» **EXERCISE OBJECTIVE**
What follows is a set of records; repeat all of them exactly.

» **THE INPUT**
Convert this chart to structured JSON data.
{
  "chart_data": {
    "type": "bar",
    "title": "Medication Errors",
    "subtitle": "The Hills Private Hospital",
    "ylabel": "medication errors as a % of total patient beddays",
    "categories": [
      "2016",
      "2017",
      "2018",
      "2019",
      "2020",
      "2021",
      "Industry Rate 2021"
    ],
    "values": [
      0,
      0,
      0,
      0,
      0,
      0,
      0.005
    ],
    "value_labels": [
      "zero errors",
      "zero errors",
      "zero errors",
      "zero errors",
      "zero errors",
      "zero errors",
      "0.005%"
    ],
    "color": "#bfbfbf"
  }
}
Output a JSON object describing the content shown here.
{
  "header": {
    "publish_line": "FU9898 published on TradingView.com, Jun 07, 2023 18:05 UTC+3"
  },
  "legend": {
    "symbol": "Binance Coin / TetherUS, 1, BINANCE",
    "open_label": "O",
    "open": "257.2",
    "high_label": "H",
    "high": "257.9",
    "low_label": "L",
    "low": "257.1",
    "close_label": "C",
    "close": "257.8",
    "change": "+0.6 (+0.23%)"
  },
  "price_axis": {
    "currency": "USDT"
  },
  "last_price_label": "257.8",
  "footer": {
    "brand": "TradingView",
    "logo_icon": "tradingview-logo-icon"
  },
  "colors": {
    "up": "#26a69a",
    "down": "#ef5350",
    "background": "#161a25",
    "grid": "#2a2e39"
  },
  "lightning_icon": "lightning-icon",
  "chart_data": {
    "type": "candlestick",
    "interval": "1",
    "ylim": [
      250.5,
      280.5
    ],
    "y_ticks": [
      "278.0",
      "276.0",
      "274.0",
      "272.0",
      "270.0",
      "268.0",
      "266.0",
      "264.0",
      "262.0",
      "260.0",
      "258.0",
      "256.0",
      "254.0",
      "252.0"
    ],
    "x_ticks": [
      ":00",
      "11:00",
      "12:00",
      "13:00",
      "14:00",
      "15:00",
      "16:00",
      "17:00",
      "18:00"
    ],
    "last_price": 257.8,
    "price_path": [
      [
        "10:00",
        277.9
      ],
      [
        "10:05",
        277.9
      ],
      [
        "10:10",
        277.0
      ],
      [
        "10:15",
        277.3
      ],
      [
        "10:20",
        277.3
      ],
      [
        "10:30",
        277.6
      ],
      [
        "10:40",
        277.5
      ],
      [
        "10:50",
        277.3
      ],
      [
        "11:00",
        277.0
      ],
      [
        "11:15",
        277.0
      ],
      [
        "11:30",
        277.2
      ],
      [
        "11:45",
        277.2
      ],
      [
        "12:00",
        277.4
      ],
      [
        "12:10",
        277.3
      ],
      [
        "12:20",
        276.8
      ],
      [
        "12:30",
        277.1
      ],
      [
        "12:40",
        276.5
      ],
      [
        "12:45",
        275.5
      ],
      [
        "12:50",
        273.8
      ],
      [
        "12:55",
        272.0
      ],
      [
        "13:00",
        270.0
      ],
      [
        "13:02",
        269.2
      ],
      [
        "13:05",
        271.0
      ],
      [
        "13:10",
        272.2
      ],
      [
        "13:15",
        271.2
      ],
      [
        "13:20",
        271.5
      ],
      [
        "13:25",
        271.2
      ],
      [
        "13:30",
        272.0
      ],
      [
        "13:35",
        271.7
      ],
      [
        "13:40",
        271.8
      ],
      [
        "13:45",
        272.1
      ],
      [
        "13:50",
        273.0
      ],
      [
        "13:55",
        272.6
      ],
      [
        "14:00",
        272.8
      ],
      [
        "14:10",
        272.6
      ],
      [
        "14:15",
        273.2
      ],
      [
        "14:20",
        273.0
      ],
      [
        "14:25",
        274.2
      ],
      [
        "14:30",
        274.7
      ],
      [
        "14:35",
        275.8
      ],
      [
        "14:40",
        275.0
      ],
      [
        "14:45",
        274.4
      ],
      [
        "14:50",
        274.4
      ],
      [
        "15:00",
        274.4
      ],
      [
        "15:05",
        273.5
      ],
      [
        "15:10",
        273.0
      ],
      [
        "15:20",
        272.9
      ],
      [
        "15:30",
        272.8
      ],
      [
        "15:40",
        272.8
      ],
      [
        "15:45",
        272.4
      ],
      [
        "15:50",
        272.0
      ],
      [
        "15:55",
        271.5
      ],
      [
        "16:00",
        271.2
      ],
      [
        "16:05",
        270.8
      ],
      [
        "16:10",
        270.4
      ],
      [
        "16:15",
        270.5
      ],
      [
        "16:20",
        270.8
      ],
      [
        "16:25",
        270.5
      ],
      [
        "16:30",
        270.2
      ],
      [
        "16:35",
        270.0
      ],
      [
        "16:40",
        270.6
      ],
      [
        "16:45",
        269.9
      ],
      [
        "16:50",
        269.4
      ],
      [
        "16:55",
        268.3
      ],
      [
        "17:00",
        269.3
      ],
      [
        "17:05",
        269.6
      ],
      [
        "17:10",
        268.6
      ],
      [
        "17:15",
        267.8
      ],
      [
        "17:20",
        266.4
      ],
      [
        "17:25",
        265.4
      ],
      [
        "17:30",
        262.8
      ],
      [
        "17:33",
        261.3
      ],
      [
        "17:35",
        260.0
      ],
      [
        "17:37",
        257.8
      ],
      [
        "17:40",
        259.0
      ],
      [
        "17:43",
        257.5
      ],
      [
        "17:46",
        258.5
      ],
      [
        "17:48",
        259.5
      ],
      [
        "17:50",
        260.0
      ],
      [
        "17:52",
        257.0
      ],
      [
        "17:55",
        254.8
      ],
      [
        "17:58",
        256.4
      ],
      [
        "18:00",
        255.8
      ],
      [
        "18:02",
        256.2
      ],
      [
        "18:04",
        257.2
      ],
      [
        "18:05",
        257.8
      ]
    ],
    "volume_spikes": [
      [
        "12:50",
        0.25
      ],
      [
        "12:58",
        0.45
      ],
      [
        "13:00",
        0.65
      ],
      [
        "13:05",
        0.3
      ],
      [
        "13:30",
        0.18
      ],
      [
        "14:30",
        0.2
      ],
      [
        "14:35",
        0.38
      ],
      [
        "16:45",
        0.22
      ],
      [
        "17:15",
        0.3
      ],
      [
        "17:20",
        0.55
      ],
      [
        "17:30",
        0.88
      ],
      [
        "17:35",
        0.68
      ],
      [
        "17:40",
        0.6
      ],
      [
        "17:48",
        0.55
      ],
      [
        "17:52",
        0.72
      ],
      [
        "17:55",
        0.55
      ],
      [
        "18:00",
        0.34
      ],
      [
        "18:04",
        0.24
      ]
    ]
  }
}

» **EXPECTED ANSWER**
Convert this chart to structured JSON data.
{
  "chart_data": {
    "type": "bar",
    "title": "Medication Errors",
    "subtitle": "The Hills Private Hospital",
    "ylabel": "medication errors as a % of total patient beddays",
    "categories": [
      "2016",
      "2017",
      "2018",
      "2019",
      "2020",
      "2021",
      "Industry Rate 2021"
    ],
    "values": [
      0,
      0,
      0,
      0,
      0,
      0,
      0.005
    ],
    "value_labels": [
      "zero errors",
      "zero errors",
      "zero errors",
      "zero errors",
      "zero errors",
      "zero errors",
      "0.005%"
    ],
    "color": "#bfbfbf"
  }
}
Output a JSON object describing the content shown here.
{
  "header": {
    "publish_line": "FU9898 published on TradingView.com, Jun 07, 2023 18:05 UTC+3"
  },
  "legend": {
    "symbol": "Binance Coin / TetherUS, 1, BINANCE",
    "open_label": "O",
    "open": "257.2",
    "high_label": "H",
    "high": "257.9",
    "low_label": "L",
    "low": "257.1",
    "close_label": "C",
    "close": "257.8",
    "change": "+0.6 (+0.23%)"
  },
  "price_axis": {
    "currency": "USDT"
  },
  "last_price_label": "257.8",
  "footer": {
    "brand": "TradingView",
    "logo_icon": "tradingview-logo-icon"
  },
  "colors": {
    "up": "#26a69a",
    "down": "#ef5350",
    "background": "#161a25",
    "grid": "#2a2e39"
  },
  "lightning_icon": "lightning-icon",
  "chart_data": {
    "type": "candlestick",
    "interval": "1",
    "ylim": [
      250.5,
      280.5
    ],
    "y_ticks": [
      "278.0",
      "276.0",
      "274.0",
      "272.0",
      "270.0",
      "268.0",
      "266.0",
      "264.0",
      "262.0",
      "260.0",
      "258.0",
      "256.0",
      "254.0",
      "252.0"
    ],
    "x_ticks": [
      ":00",
      "11:00",
      "12:00",
      "13:00",
      "14:00",
      "15:00",
      "16:00",
      "17:00",
      "18:00"
    ],
    "last_price": 257.8,
    "price_path": [
      [
        "10:00",
        277.9
      ],
      [
        "10:05",
        277.9
      ],
      [
        "10:10",
        277.0
      ],
      [
        "10:15",
        277.3
      ],
      [
        "10:20",
        277.3
      ],
      [
        "10:30",
        277.6
      ],
      [
        "10:40",
        277.5
      ],
      [
        "10:50",
        277.3
      ],
      [
        "11:00",
        277.0
      ],
      [
        "11:15",
        277.0
      ],
      [
        "11:30",
        277.2
      ],
      [
        "11:45",
        277.2
      ],
      [
        "12:00",
        277.4
      ],
      [
        "12:10",
        277.3
      ],
      [
        "12:20",
        276.8
      ],
      [
        "12:30",
        277.1
      ],
      [
        "12:40",
        276.5
      ],
      [
        "12:45",
        275.5
      ],
      [
        "12:50",
        273.8
      ],
      [
        "12:55",
        272.0
      ],
      [
        "13:00",
        270.0
      ],
      [
        "13:02",
        269.2
      ],
      [
        "13:05",
        271.0
      ],
      [
        "13:10",
        272.2
      ],
      [
        "13:15",
        271.2
      ],
      [
        "13:20",
        271.5
      ],
      [
        "13:25",
        271.2
      ],
      [
        "13:30",
        272.0
      ],
      [
        "13:35",
        271.7
      ],
      [
        "13:40",
        271.8
      ],
      [
        "13:45",
        272.1
      ],
      [
        "13:50",
        273.0
      ],
      [
        "13:55",
        272.6
      ],
      [
        "14:00",
        272.8
      ],
      [
        "14:10",
        272.6
      ],
      [
        "14:15",
        273.2
      ],
      [
        "14:20",
        273.0
      ],
      [
        "14:25",
        274.2
      ],
      [
        "14:30",
        274.7
      ],
      [
        "14:35",
        275.8
      ],
      [
        "14:40",
        275.0
      ],
      [
        "14:45",
        274.4
      ],
      [
        "14:50",
        274.4
      ],
      [
        "15:00",
        274.4
      ],
      [
        "15:05",
        273.5
      ],
      [
        "15:10",
        273.0
      ],
      [
        "15:20",
        272.9
      ],
      [
        "15:30",
        272.8
      ],
      [
        "15:40",
        272.8
      ],
      [
        "15:45",
        272.4
      ],
      [
        "15:50",
        272.0
      ],
      [
        "15:55",
        271.5
      ],
      [
        "16:00",
        271.2
      ],
      [
        "16:05",
        270.8
      ],
      [
        "16:10",
        270.4
      ],
      [
        "16:15",
        270.5
      ],
      [
        "16:20",
        270.8
      ],
      [
        "16:25",
        270.5
      ],
      [
        "16:30",
        270.2
      ],
      [
        "16:35",
        270.0
      ],
      [
        "16:40",
        270.6
      ],
      [
        "16:45",
        269.9
      ],
      [
        "16:50",
        269.4
      ],
      [
        "16:55",
        268.3
      ],
      [
        "17:00",
        269.3
      ],
      [
        "17:05",
        269.6
      ],
      [
        "17:10",
        268.6
      ],
      [
        "17:15",
        267.8
      ],
      [
        "17:20",
        266.4
      ],
      [
        "17:25",
        265.4
      ],
      [
        "17:30",
        262.8
      ],
      [
        "17:33",
        261.3
      ],
      [
        "17:35",
        260.0
      ],
      [
        "17:37",
        257.8
      ],
      [
        "17:40",
        259.0
      ],
      [
        "17:43",
        257.5
      ],
      [
        "17:46",
        258.5
      ],
      [
        "17:48",
        259.5
      ],
      [
        "17:50",
        260.0
      ],
      [
        "17:52",
        257.0
      ],
      [
        "17:55",
        254.8
      ],
      [
        "17:58",
        256.4
      ],
      [
        "18:00",
        255.8
      ],
      [
        "18:02",
        256.2
      ],
      [
        "18:04",
        257.2
      ],
      [
        "18:05",
        257.8
      ]
    ],
    "volume_spikes": [
      [
        "12:50",
        0.25
      ],
      [
        "12:58",
        0.45
      ],
      [
        "13:00",
        0.65
      ],
      [
        "13:05",
        0.3
      ],
      [
        "13:30",
        0.18
      ],
      [
        "14:30",
        0.2
      ],
      [
        "14:35",
        0.38
      ],
      [
        "16:45",
        0.22
      ],
      [
        "17:15",
        0.3
      ],
      [
        "17:20",
        0.55
      ],
      [
        "17:30",
        0.88
      ],
      [
        "17:35",
        0.68
      ],
      [
        "17:40",
        0.6
      ],
      [
        "17:48",
        0.55
      ],
      [
        "17:52",
        0.72
      ],
      [
        "17:55",
        0.55
      ],
      [
        "18:00",
        0.34
      ],
      [
        "18:04",
        0.24
      ]
    ]
  }
}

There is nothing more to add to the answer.